# Stated goal:
Everything in the data should be repeated exactly, save for the images.
——————————
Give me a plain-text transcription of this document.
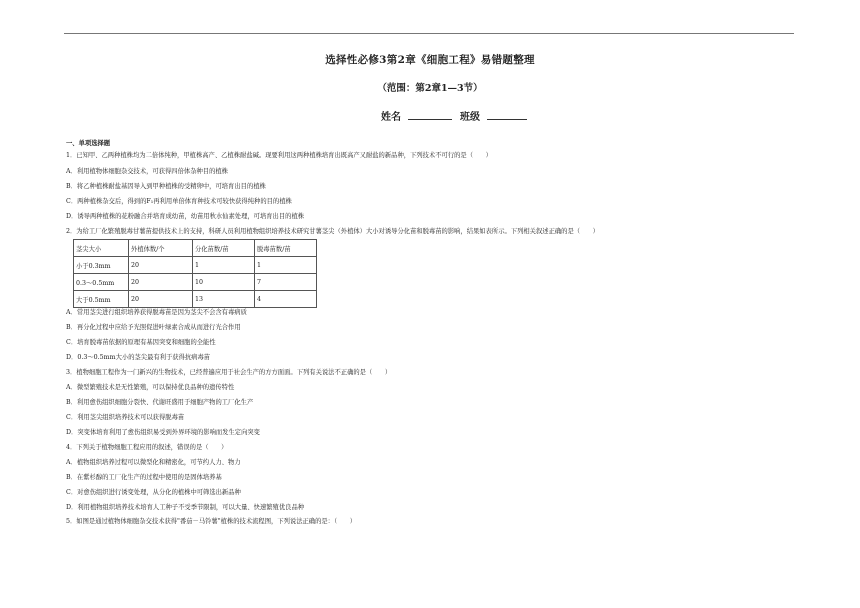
选择性必修3第2章《细胞工程》易错题整理
（范围：第2章1—3节）
姓名	班级
一、单项选择题
1．已知甲、乙两种植株均为二倍体纯种，甲植株高产、乙植株耐盐碱。现要利用这两种植株培育出既高产又耐盐的新品种，下列技术不可行的是（　　）
A．利用植物体细胞杂交技术，可获得四倍体杂种目的植株
B．将乙种植株耐盐基因导入到甲种植株的受精卵中，可培育出目的植株
C．两种植株杂交后，得到的F₁再利用单倍体育种技术可较快获得纯种的目的植株
D．诱导两种植株的花粉融合并培育成幼苗，幼苗用秋水仙素处理，可培育出目的植株
2．为给工厂化繁殖脱毒甘薯苗提供技术上的支持，科研人员利用植物组织培养技术研究甘薯茎尖（外植体）大小对诱导分化苗和脱毒苗的影响，结果如表所示。下列相关叙述正确的是（　　）
茎尖大小	外植体数/个	分化苗数/苗	脱毒苗数/苗
小于0.3mm	20	1	1
0.3～0.5mm	20	10	7
大于0.5mm	20	13	4
A．常用茎尖进行组织培养获得脱毒苗是因为茎尖不会含有毒病质
B．再分化过程中应给予光照促进叶绿素合成从而进行光合作用
C．培育脱毒苗依据的原理有基因突变和细胞的全能性
D．0.3～0.5mm大小的茎尖最有利于获得抗病毒苗
3．植物细胞工程作为一门新兴的生物技术，已经普遍应用于社会生产的方方面面。下列有关说法不正确的是（　　）
A．微型繁殖技术是无性繁殖，可以保持优良品种的遗传特性
B．利用愈伤组织细胞分裂快、代谢旺盛用于细胞产物的工厂化生产
C．利用茎尖组织培养技术可以获得脱毒苗
D．突变体培育利用了愈伤组织易受到外界环境的影响而发生定向突变
4．下列关于植物细胞工程应用的叙述，错误的是（　　）
A．植物组织培养过程可以微型化和精密化，可节约人力、物力
B．在紫杉醇的工厂化生产的过程中使用的是固体培养基
C．对愈伤组织进行诱变处理，从分化的植株中可筛选出新品种
D．利用植物组织培养技术培育人工种子不受季节限制，可以大量、快速繁殖优良品种
5．如图是通过植物体细胞杂交技术获得"番茄－马铃薯"植株的技术流程图，下列说法正确的是：（　　）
——————————
# Reply:
Give me a plain-text transcription of this document.
选择性必修3第2章《细胞工程》易错题整理
（范围：第2章1—3节）
姓名	班级
一、单项选择题
1．已知甲、乙两种植株均为二倍体纯种，甲植株高产、乙植株耐盐碱。现要利用这两种植株培育出既高产又耐盐的新品种，下列技术不可行的是（　　）
A．利用植物体细胞杂交技术，可获得四倍体杂种目的植株
B．将乙种植株耐盐基因导入到甲种植株的受精卵中，可培育出目的植株
C．两种植株杂交后，得到的F₁再利用单倍体育种技术可较快获得纯种的目的植株
D．诱导两种植株的花粉融合并培育成幼苗，幼苗用秋水仙素处理，可培育出目的植株
2．为给工厂化繁殖脱毒甘薯苗提供技术上的支持，科研人员利用植物组织培养技术研究甘薯茎尖（外植体）大小对诱导分化苗和脱毒苗的影响，结果如表所示。下列相关叙述正确的是（　　）
茎尖大小	外植体数/个	分化苗数/苗	脱毒苗数/苗
小于0.3mm	20	1	1
0.3～0.5mm	20	10	7
大于0.5mm	20	13	4
A．常用茎尖进行组织培养获得脱毒苗是因为茎尖不会含有毒病质
B．再分化过程中应给予光照促进叶绿素合成从而进行光合作用
C．培育脱毒苗依据的原理有基因突变和细胞的全能性
D．0.3～0.5mm大小的茎尖最有利于获得抗病毒苗
3．植物细胞工程作为一门新兴的生物技术，已经普遍应用于社会生产的方方面面。下列有关说法不正确的是（　　）
A．微型繁殖技术是无性繁殖，可以保持优良品种的遗传特性
B．利用愈伤组织细胞分裂快、代谢旺盛用于细胞产物的工厂化生产
C．利用茎尖组织培养技术可以获得脱毒苗
D．突变体培育利用了愈伤组织易受到外界环境的影响而发生定向突变
4．下列关于植物细胞工程应用的叙述，错误的是（　　）
A．植物组织培养过程可以微型化和精密化，可节约人力、物力
B．在紫杉醇的工厂化生产的过程中使用的是固体培养基
C．对愈伤组织进行诱变处理，从分化的植株中可筛选出新品种
D．利用植物组织培养技术培育人工种子不受季节限制，可以大量、快速繁殖优良品种
5．如图是通过植物体细胞杂交技术获得"番茄－马铃薯"植株的技术流程图，下列说法正确的是：（　　）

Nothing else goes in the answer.